═════ Data extract

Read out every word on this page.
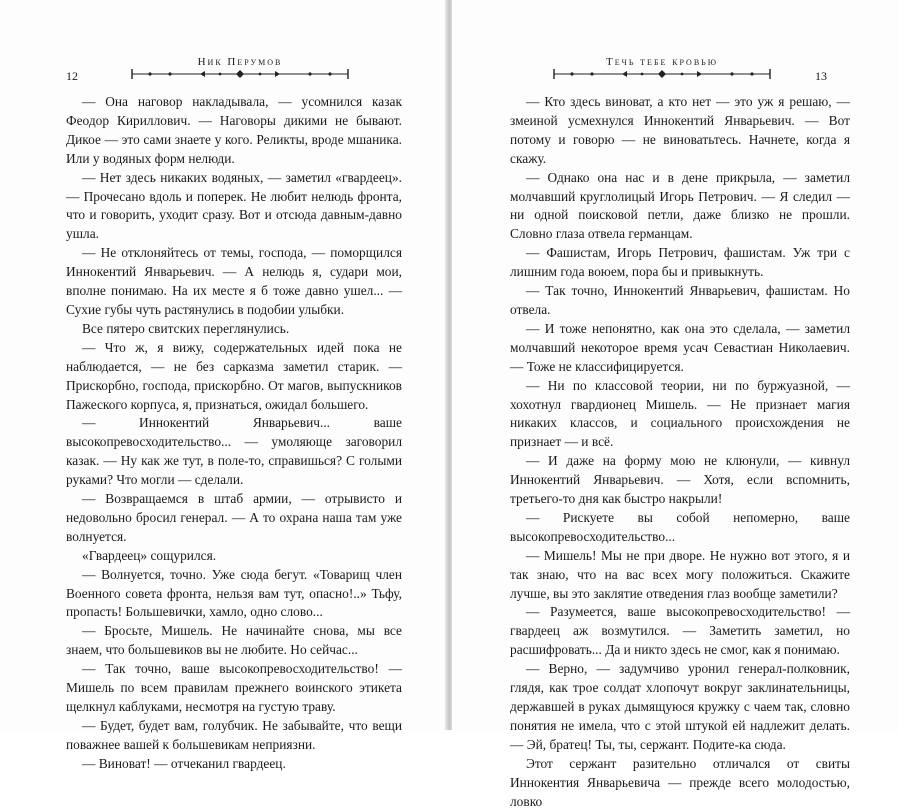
Ник Перумов
12

— Она наговор накладывала, — усомнился казак Феодор Кириллович. — Наговоры дикими не бывают. Дикое — это сами знаете у кого. Реликты, вроде мшаника. Или у водяных форм нелюди.

— Нет здесь никаких водяных, — заметил «гвардеец». — Прочесано вдоль и поперек. Не любит нелюдь фронта, что и говорить, уходит сразу. Вот и отсюда давным-давно ушла.

— Не отклоняйтесь от темы, господа, — поморщился Иннокентий Январьевич. — А нелюдь я, судари мои, вполне понимаю. На их месте я б тоже давно ушел... — Сухие губы чуть растянулись в подобии улыбки.

Все пятеро свитских переглянулись.

— Что ж, я вижу, содержательных идей пока не наблюдается, — не без сарказма заметил старик. — Прискорбно, господа, прискорбно. От магов, выпускников Пажеского корпуса, я, признаться, ожидал большего.

— Иннокентий Январьевич... ваше высокопревосходительство... — умоляюще заговорил казак. — Ну как же тут, в поле-то, справишься? С голыми руками? Что могли — сделали.

— Возвращаемся в штаб армии, — отрывисто и недовольно бросил генерал. — А то охрана наша там уже волнуется.

«Гвардеец» сощурился.

— Волнуется, точно. Уже сюда бегут. «Товарищ член Военного совета фронта, нельзя вам тут, опасно!..» Тьфу, пропасть! Большевички, хамло, одно слово...

— Бросьте, Мишель. Не начинайте снова, мы все знаем, что большевиков вы не любите. Но сейчас...

— Так точно, ваше высокопревосходительство! — Мишель по всем правилам прежнего воинского этикета щелкнул каблуками, несмотря на густую траву.

— Будет, будет вам, голубчик. Не забывайте, что вещи поважнее вашей к большевикам неприязни.

— Виноват! — отчеканил гвардеец.

Течь тебе кровью
13

— Кто здесь виноват, а кто нет — это уж я решаю, — змеиной усмехнулся Иннокентий Январьевич. — Вот потому и говорю — не виноватьтесь. Начнете, когда я скажу.

— Однако она нас и в дене прикрыла, — заметил молчавший круглолицый Игорь Петрович. — Я следил — ни одной поисковой петли, даже близко не прошли. Словно глаза отвела германцам.

— Фашистам, Игорь Петрович, фашистам. Уж три с лишним года воюем, пора бы и привыкнуть.

— Так точно, Иннокентий Январьевич, фашистам. Но отвела.

— И тоже непонятно, как она это сделала, — заметил молчавший некоторое время усач Севастиан Николаевич. — Тоже не классифицируется.

— Ни по классовой теории, ни по буржуазной, — хохотнул гвардионец Мишель. — Не признает магия никаких классов, и социального происхождения не признает — и всё.

— И даже на форму мою не клюнули, — кивнул Иннокентий Январьевич. — Хотя, если вспомнить, третьего-то дня как быстро накрыли!

— Рискуете вы собой непомерно, ваше высокопревосходительство...

— Мишель! Мы не при дворе. Не нужно вот этого, я и так знаю, что на вас всех могу положиться. Скажите лучше, вы это заклятие отведения глаз вообще заметили?

— Разумеется, ваше высокопревосходительство! — гвардеец аж возмутился. — Заметить заметил, но расшифровать... Да и никто здесь не смог, как я понимаю.

— Верно, — задумчиво уронил генерал-полковник, глядя, как трое солдат хлопочут вокруг заклинательницы, державшей в руках дымящуюся кружку с чаем так, словно понятия не имела, что с этой штукой ей надлежит делать. — Эй, братец! Ты, ты, сержант. Подите-ка сюда.

Этот сержант разительно отличался от свиты Иннокентия Январьевича — прежде всего молодостью, ловко
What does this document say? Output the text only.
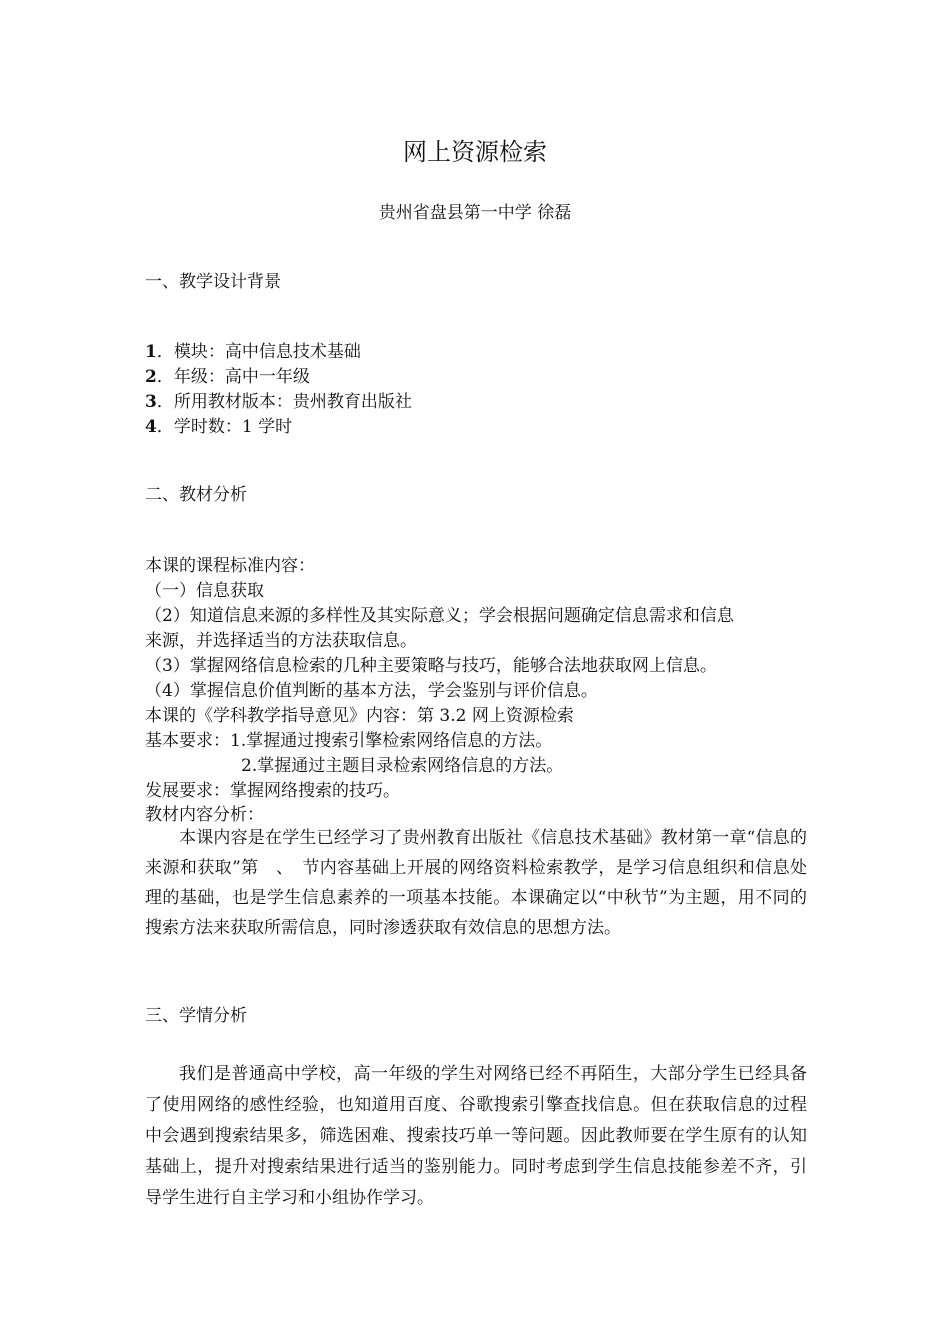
网上资源检索
贵州省盘县第一中学 徐磊
一、教学设计背景
1．模块：高中信息技术基础
2．年级：高中一年级
3．所用教材版本：贵州教育出版社
4．学时数：1 学时
二、教材分析
本课的课程标准内容：
（一）信息获取
（2）知道信息来源的多样性及其实际意义；学会根据问题确定信息需求和信息
来源，并选择适当的方法获取信息。
（3）掌握网络信息检索的几种主要策略与技巧，能够合法地获取网上信息。
（4）掌握信息价值判断的基本方法，学会鉴别与评价信息。
本课的《学科教学指导意见》内容：第 3.2 网上资源检索
基本要求：1.掌握通过搜索引擎检索网络信息的方法。
2.掌握通过主题目录检索网络信息的方法。
发展要求：掌握网络搜索的技巧。
教材内容分析：
本课内容是在学生已经学习了贵州教育出版社《信息技术基础》教材第一章“信息的来源和获取”第　、　节内容基础上开展的网络资料检索教学，是学习信息组织和信息处理的基础，也是学生信息素养的一项基本技能。本课确定以“中秋节”为主题，用不同的搜索方法来获取所需信息，同时渗透获取有效信息的思想方法。
三、学情分析
我们是普通高中学校，高一年级的学生对网络已经不再陌生，大部分学生已经具备了使用网络的感性经验，也知道用百度、谷歌搜索引擎查找信息。但在获取信息的过程中会遇到搜索结果多，筛选困难、搜索技巧单一等问题。因此教师要在学生原有的认知基础上，提升对搜索结果进行适当的鉴别能力。同时考虑到学生信息技能参差不齐，引导学生进行自主学习和小组协作学习。
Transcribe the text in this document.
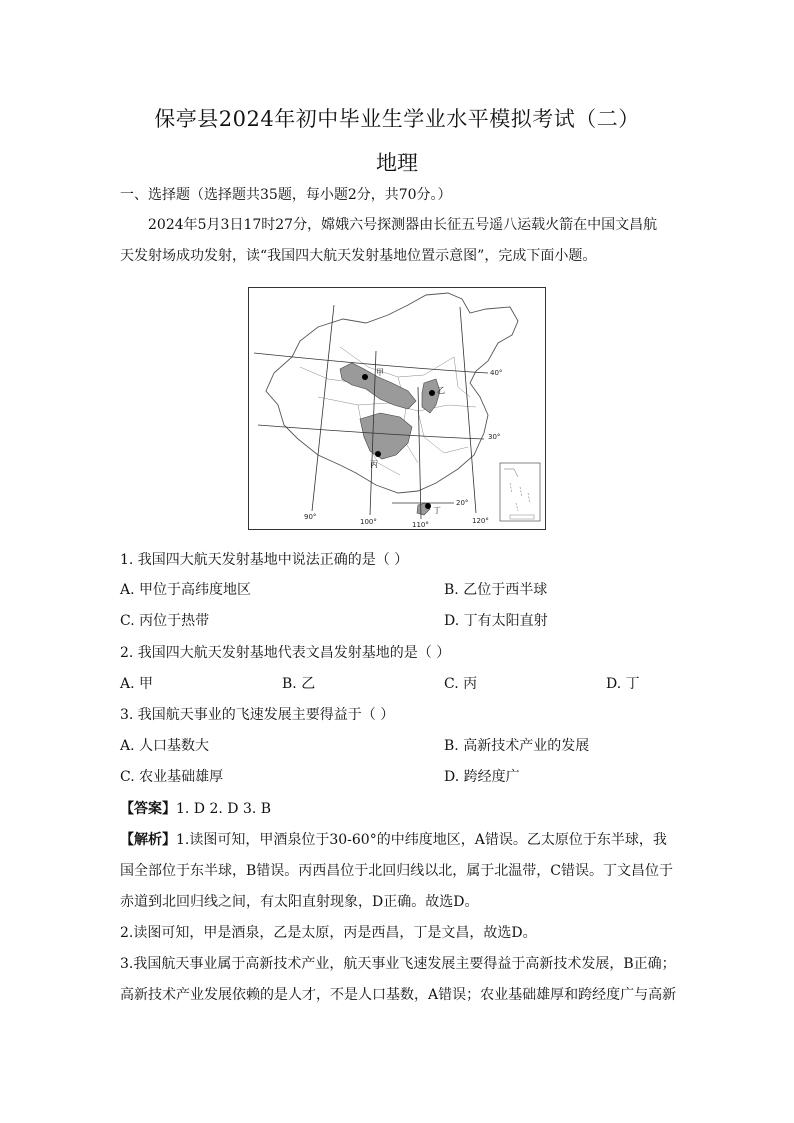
保亭县2024年初中毕业生学业水平模拟考试（二）
地理
一、选择题（选择题共35题，每小题2分，共70分。）
2024年5月3日17时27分，嫦娥六号探测器由长征五号遥八运载火箭在中国文昌航
天发射场成功发射，读“我国四大航天发射基地位置示意图”，完成下面小题。
甲
乙
丙
丁
40°
30°
20°
90°
100°	110°	120°
1. 我国四大航天发射基地中说法正确的是（ ）
A. 甲位于高纬度地区	B. 乙位于西半球
C. 丙位于热带	D. 丁有太阳直射
2. 我国四大航天发射基地代表文昌发射基地的是（ ）
A. 甲	B. 乙	C. 丙	D. 丁
3. 我国航天事业的飞速发展主要得益于（ ）
A. 人口基数大	B. 高新技术产业的发展
C. 农业基础雄厚	D. 跨经度广
【答案】1. D 2. D 3. B
【解析】1.读图可知，甲酒泉位于30-60°的中纬度地区，A错误。乙太原位于东半球，我
国全部位于东半球，B错误。丙西昌位于北回归线以北，属于北温带，C错误。丁文昌位于
赤道到北回归线之间，有太阳直射现象，D正确。故选D。
2.读图可知，甲是酒泉，乙是太原，丙是西昌，丁是文昌，故选D。
3.我国航天事业属于高新技术产业，航天事业飞速发展主要得益于高新技术发展，B正确；
高新技术产业发展依赖的是人才，不是人口基数，A错误；农业基础雄厚和跨经度广与高新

══════════

Set exercise: Without the pictures, retype the whole of the material above exactly.

Full output:
Read out every word on this page.
Ник Перумов
12

— Она наговор накладывала, — усомнился казак Феодор Кириллович. — Наговоры дикими не бывают. Дикое — это сами знаете у кого. Реликты, вроде мшаника. Или у водяных форм нелюди.

— Нет здесь никаких водяных, — заметил «гвардеец». — Прочесано вдоль и поперек. Не любит нелюдь фронта, что и говорить, уходит сразу. Вот и отсюда давным-давно ушла.

— Не отклоняйтесь от темы, господа, — поморщился Иннокентий Январьевич. — А нелюдь я, судари мои, вполне понимаю. На их месте я б тоже давно ушел... — Сухие губы чуть растянулись в подобии улыбки.

Все пятеро свитских переглянулись.

— Что ж, я вижу, содержательных идей пока не наблюдается, — не без сарказма заметил старик. — Прискорбно, господа, прискорбно. От магов, выпускников Пажеского корпуса, я, признаться, ожидал большего.

— Иннокентий Январьевич... ваше высокопревосходительство... — умоляюще заговорил казак. — Ну как же тут, в поле-то, справишься? С голыми руками? Что могли — сделали.

— Возвращаемся в штаб армии, — отрывисто и недовольно бросил генерал. — А то охрана наша там уже волнуется.

«Гвардеец» сощурился.

— Волнуется, точно. Уже сюда бегут. «Товарищ член Военного совета фронта, нельзя вам тут, опасно!..» Тьфу, пропасть! Большевички, хамло, одно слово...

— Бросьте, Мишель. Не начинайте снова, мы все знаем, что большевиков вы не любите. Но сейчас...

— Так точно, ваше высокопревосходительство! — Мишель по всем правилам прежнего воинского этикета щелкнул каблуками, несмотря на густую траву.

— Будет, будет вам, голубчик. Не забывайте, что вещи поважнее вашей к большевикам неприязни.

— Виноват! — отчеканил гвардеец.

Течь тебе кровью
13

— Кто здесь виноват, а кто нет — это уж я решаю, — змеиной усмехнулся Иннокентий Январьевич. — Вот потому и говорю — не виноватьтесь. Начнете, когда я скажу.

— Однако она нас и в дене прикрыла, — заметил молчавший круглолицый Игорь Петрович. — Я следил — ни одной поисковой петли, даже близко не прошли. Словно глаза отвела германцам.

— Фашистам, Игорь Петрович, фашистам. Уж три с лишним года воюем, пора бы и привыкнуть.

— Так точно, Иннокентий Январьевич, фашистам. Но отвела.

— И тоже непонятно, как она это сделала, — заметил молчавший некоторое время усач Севастиан Николаевич. — Тоже не классифицируется.

— Ни по классовой теории, ни по буржуазной, — хохотнул гвардионец Мишель. — Не признает магия никаких классов, и социального происхождения не признает — и всё.

— И даже на форму мою не клюнули, — кивнул Иннокентий Январьевич. — Хотя, если вспомнить, третьего-то дня как быстро накрыли!

— Рискуете вы собой непомерно, ваше высокопревосходительство...

— Мишель! Мы не при дворе. Не нужно вот этого, я и так знаю, что на вас всех могу положиться. Скажите лучше, вы это заклятие отведения глаз вообще заметили?

— Разумеется, ваше высокопревосходительство! — гвардеец аж возмутился. — Заметить заметил, но расшифровать... Да и никто здесь не смог, как я понимаю.

— Верно, — задумчиво уронил генерал-полковник, глядя, как трое солдат хлопочут вокруг заклинательницы, державшей в руках дымящуюся кружку с чаем так, словно понятия не имела, что с этой штукой ей надлежит делать. — Эй, братец! Ты, ты, сержант. Подите-ка сюда.

Этот сержант разительно отличался от свиты Иннокентия Январьевича — прежде всего молодостью, ловко
What does this document say? Output the text only.
网上资源检索
贵州省盘县第一中学 徐磊
一、教学设计背景
1．模块：高中信息技术基础
2．年级：高中一年级
3．所用教材版本：贵州教育出版社
4．学时数：1 学时
二、教材分析
本课的课程标准内容：
（一）信息获取
（2）知道信息来源的多样性及其实际意义；学会根据问题确定信息需求和信息
来源，并选择适当的方法获取信息。
（3）掌握网络信息检索的几种主要策略与技巧，能够合法地获取网上信息。
（4）掌握信息价值判断的基本方法，学会鉴别与评价信息。
本课的《学科教学指导意见》内容：第 3.2 网上资源检索
基本要求：1.掌握通过搜索引擎检索网络信息的方法。
2.掌握通过主题目录检索网络信息的方法。
发展要求：掌握网络搜索的技巧。
教材内容分析：
本课内容是在学生已经学习了贵州教育出版社《信息技术基础》教材第一章“信息的来源和获取”第　、　节内容基础上开展的网络资料检索教学，是学习信息组织和信息处理的基础，也是学生信息素养的一项基本技能。本课确定以“中秋节”为主题，用不同的搜索方法来获取所需信息，同时渗透获取有效信息的思想方法。
三、学情分析
我们是普通高中学校，高一年级的学生对网络已经不再陌生，大部分学生已经具备了使用网络的感性经验，也知道用百度、谷歌搜索引擎查找信息。但在获取信息的过程中会遇到搜索结果多，筛选困难、搜索技巧单一等问题。因此教师要在学生原有的认知基础上，提升对搜索结果进行适当的鉴别能力。同时考虑到学生信息技能参差不齐，引导学生进行自主学习和小组协作学习。
Transcribe the text in this document.
保亭县2024年初中毕业生学业水平模拟考试（二）
地理
一、选择题（选择题共35题，每小题2分，共70分。）
2024年5月3日17时27分，嫦娥六号探测器由长征五号遥八运载火箭在中国文昌航
天发射场成功发射，读“我国四大航天发射基地位置示意图”，完成下面小题。
甲
乙
丙
丁
40°
30°
20°
90°
100°	110°	120°
1. 我国四大航天发射基地中说法正确的是（ ）
A. 甲位于高纬度地区	B. 乙位于西半球
C. 丙位于热带	D. 丁有太阳直射
2. 我国四大航天发射基地代表文昌发射基地的是（ ）
A. 甲	B. 乙	C. 丙	D. 丁
3. 我国航天事业的飞速发展主要得益于（ ）
A. 人口基数大	B. 高新技术产业的发展
C. 农业基础雄厚	D. 跨经度广
【答案】1. D 2. D 3. B
【解析】1.读图可知，甲酒泉位于30-60°的中纬度地区，A错误。乙太原位于东半球，我
国全部位于东半球，B错误。丙西昌位于北回归线以北，属于北温带，C错误。丁文昌位于
赤道到北回归线之间，有太阳直射现象，D正确。故选D。
2.读图可知，甲是酒泉，乙是太原，丙是西昌，丁是文昌，故选D。
3.我国航天事业属于高新技术产业，航天事业飞速发展主要得益于高新技术发展，B正确；
高新技术产业发展依赖的是人才，不是人口基数，A错误；农业基础雄厚和跨经度广与高新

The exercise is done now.